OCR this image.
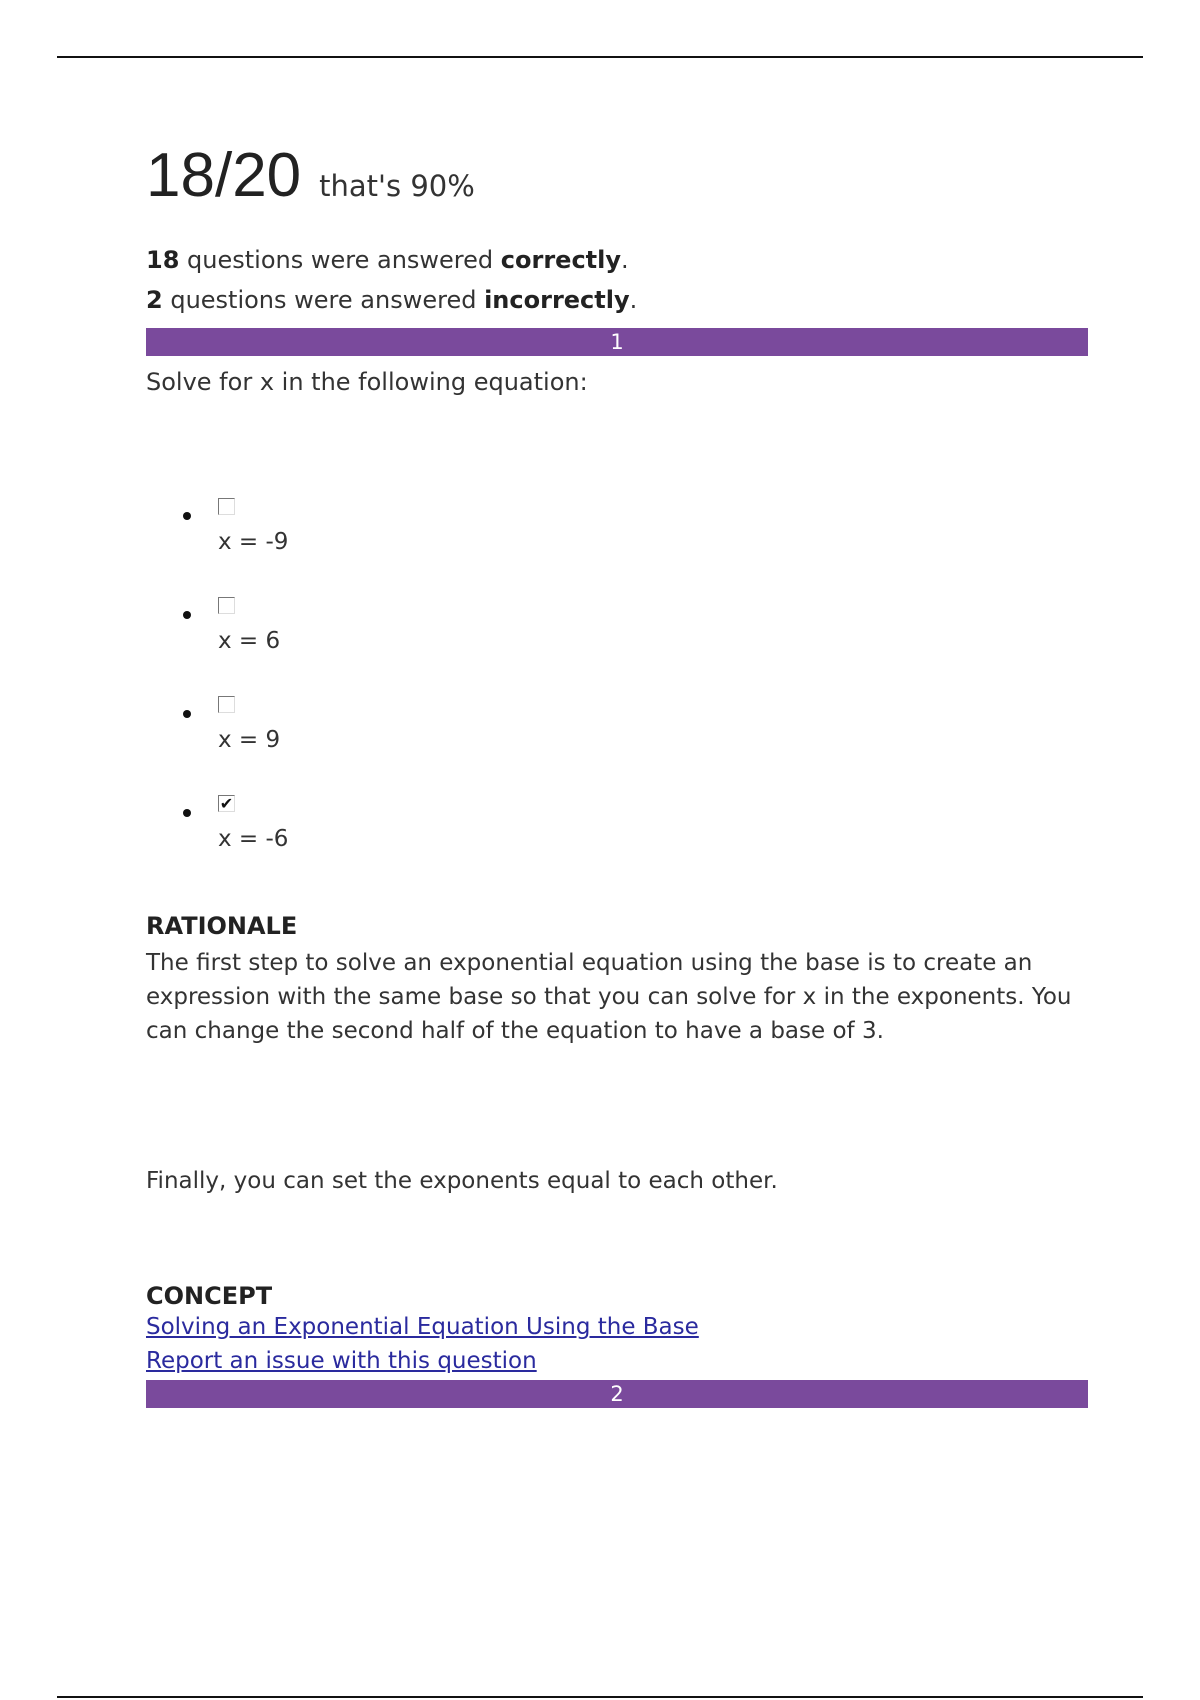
18/20 that's 90%
18 questions were answered correctly.
2 questions were answered incorrectly.
1
Solve for x in the following equation:
x = -9
x = 6
x = 9
✔
x = -6
RATIONALE
The first step to solve an exponential equation using the base is to create an expression with the same base so that you can solve for x in the exponents. You can change the second half of the equation to have a base of 3.
Finally, you can set the exponents equal to each other.
CONCEPT
Solving an Exponential Equation Using the Base
Report an issue with this question
2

▸ Short task: Select and copy every line of the material that holds the string "answered".

▸ Exercise response:
18 questions were answered correctly.
2 questions were answered incorrectly.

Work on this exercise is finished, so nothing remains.